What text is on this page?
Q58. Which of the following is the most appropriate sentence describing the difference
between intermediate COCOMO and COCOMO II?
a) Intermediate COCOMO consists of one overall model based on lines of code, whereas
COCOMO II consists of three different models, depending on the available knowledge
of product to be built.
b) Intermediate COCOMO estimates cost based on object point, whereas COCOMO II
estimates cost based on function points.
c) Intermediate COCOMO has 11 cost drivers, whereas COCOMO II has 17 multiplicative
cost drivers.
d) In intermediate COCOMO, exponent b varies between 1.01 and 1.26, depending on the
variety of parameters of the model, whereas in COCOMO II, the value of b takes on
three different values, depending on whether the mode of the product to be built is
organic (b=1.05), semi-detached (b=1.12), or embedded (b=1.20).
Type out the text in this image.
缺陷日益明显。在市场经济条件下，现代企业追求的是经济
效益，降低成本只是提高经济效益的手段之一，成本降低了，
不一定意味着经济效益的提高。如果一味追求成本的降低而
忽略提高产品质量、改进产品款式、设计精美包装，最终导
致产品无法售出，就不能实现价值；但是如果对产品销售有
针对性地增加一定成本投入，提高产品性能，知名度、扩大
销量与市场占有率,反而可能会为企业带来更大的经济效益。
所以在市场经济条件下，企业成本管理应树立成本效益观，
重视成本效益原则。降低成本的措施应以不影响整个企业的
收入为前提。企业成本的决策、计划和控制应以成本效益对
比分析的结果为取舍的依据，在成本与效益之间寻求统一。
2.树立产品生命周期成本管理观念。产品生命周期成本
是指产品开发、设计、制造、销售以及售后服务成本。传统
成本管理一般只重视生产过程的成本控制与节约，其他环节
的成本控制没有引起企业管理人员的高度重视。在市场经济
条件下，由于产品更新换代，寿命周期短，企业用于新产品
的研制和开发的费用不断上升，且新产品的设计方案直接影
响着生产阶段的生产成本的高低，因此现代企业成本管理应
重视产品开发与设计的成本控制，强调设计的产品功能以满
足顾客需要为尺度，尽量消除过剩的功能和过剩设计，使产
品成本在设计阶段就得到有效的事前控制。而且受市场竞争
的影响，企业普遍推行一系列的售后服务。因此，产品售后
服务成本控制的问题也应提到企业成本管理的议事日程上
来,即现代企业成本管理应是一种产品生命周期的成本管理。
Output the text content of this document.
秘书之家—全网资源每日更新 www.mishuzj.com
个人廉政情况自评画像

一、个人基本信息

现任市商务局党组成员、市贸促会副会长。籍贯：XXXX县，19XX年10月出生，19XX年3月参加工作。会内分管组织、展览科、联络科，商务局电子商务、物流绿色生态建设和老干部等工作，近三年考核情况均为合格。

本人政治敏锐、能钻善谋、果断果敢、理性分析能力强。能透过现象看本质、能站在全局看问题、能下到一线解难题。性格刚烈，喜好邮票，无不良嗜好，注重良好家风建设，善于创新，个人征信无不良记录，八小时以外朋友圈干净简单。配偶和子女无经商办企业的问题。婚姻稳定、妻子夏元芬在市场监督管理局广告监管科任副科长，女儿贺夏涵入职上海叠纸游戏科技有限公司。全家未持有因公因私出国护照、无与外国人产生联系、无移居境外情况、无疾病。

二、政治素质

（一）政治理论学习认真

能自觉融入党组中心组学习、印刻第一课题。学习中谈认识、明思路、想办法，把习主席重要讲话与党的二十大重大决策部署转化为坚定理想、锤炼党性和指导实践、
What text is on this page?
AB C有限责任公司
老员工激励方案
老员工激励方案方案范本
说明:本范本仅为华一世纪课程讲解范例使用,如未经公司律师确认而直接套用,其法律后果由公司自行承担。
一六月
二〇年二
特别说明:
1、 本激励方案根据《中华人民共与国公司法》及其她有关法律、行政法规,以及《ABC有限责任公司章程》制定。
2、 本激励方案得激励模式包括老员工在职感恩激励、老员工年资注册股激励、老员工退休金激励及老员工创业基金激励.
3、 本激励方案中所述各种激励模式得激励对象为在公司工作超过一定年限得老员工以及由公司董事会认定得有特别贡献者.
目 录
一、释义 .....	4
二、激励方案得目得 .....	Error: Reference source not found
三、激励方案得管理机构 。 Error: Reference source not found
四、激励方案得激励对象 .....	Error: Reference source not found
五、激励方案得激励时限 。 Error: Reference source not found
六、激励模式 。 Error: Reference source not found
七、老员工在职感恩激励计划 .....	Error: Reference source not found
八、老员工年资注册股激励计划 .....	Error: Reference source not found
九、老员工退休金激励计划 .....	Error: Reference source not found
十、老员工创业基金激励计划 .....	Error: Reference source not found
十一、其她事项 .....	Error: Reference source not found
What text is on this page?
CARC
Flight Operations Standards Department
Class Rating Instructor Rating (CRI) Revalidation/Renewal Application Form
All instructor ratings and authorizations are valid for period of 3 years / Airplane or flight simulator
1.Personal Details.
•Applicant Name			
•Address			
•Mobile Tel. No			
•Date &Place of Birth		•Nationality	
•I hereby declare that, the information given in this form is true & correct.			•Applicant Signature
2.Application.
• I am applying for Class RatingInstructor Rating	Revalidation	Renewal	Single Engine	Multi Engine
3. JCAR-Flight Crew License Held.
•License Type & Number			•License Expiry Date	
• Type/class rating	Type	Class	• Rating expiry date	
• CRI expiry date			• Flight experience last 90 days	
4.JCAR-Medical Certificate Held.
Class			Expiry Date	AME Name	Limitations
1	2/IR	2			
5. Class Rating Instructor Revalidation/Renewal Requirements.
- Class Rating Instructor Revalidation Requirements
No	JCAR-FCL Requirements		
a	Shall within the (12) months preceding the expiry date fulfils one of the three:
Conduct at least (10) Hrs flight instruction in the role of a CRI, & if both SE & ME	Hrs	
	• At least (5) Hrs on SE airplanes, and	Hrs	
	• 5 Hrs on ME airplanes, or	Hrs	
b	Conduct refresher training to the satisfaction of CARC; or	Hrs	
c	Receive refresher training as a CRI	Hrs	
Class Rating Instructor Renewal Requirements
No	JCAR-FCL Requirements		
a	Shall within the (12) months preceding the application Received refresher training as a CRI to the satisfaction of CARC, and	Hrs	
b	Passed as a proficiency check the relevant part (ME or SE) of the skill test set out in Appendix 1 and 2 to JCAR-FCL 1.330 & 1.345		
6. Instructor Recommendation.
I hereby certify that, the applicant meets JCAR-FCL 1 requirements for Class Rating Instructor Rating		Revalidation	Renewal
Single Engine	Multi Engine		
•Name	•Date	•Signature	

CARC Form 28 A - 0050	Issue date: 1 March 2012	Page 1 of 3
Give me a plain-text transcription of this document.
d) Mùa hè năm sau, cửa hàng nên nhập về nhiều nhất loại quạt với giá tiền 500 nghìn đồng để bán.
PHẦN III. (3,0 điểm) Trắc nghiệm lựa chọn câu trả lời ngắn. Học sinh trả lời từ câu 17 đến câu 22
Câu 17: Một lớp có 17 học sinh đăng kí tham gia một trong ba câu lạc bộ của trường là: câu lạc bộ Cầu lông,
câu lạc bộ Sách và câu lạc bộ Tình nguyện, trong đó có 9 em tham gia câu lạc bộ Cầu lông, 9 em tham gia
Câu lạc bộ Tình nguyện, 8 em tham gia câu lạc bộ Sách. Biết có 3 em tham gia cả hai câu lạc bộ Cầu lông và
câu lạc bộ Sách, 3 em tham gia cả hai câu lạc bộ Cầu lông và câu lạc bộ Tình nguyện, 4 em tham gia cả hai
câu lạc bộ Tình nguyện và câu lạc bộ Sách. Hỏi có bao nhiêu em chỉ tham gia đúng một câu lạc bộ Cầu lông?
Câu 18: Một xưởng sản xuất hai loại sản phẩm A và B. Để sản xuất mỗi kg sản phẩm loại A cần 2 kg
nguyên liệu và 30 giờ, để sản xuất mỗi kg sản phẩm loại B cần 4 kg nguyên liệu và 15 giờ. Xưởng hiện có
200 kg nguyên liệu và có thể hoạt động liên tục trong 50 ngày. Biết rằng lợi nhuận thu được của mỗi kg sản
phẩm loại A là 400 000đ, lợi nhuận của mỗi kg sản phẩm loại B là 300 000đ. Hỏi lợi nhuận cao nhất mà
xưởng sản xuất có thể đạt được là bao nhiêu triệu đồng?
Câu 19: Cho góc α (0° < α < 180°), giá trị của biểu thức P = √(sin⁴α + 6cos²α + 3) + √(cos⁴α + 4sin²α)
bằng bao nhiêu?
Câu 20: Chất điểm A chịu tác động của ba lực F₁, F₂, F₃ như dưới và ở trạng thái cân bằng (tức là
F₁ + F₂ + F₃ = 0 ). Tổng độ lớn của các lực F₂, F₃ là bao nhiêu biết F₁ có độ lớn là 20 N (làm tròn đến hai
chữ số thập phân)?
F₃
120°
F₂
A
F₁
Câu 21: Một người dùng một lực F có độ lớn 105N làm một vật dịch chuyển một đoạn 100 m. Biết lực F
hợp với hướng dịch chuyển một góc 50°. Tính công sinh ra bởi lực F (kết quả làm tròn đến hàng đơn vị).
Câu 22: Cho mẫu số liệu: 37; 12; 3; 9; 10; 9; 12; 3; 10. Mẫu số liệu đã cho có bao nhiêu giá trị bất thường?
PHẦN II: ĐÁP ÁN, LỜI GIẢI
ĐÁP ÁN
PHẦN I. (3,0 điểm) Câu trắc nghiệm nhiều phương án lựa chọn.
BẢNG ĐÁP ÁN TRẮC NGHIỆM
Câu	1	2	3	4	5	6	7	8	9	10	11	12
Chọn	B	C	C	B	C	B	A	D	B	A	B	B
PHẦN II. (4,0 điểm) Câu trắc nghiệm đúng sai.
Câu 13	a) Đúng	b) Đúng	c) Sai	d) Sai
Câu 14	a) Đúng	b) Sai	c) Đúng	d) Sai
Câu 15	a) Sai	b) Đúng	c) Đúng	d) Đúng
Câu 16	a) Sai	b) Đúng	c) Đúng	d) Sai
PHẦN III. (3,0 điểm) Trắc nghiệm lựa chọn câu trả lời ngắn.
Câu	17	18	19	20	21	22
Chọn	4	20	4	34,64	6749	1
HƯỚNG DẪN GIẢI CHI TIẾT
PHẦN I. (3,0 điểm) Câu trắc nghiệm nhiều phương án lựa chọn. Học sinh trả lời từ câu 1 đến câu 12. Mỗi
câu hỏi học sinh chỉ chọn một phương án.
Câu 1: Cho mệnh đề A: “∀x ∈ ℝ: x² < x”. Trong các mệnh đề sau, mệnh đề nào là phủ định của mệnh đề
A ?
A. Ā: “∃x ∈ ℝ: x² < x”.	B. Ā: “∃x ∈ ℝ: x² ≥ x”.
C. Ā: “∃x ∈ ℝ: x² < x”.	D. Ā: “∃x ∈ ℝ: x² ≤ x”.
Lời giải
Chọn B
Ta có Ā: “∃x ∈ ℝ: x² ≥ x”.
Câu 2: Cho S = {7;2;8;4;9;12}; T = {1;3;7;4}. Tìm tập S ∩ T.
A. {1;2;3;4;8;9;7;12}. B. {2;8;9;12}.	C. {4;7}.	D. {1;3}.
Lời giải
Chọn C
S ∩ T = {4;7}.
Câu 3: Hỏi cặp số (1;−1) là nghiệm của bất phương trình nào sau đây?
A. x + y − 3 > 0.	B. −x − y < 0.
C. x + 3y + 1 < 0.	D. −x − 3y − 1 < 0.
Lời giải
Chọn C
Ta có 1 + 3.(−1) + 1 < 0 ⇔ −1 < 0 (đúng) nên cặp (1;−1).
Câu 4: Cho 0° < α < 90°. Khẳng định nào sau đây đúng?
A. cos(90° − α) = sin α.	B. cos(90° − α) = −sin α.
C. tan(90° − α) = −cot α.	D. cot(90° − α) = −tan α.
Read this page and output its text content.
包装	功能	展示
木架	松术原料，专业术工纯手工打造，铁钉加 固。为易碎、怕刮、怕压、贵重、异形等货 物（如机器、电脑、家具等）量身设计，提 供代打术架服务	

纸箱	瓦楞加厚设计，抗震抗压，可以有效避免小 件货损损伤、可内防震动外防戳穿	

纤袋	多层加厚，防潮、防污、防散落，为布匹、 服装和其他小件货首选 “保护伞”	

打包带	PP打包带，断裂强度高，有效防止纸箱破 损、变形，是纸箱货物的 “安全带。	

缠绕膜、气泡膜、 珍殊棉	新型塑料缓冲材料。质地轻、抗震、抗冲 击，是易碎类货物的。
============
> **PROBLEM DETAILS**: Out of the material above, gather each line where "depending" appears.

> **WRITTEN ANSWER**:
COCOMO II consists of three different models, depending on the available knowledge
d) In intermediate COCOMO, exponent b varies between 1.01 and 1.26, depending on the
three different values, depending on whether the mode of the product to be built is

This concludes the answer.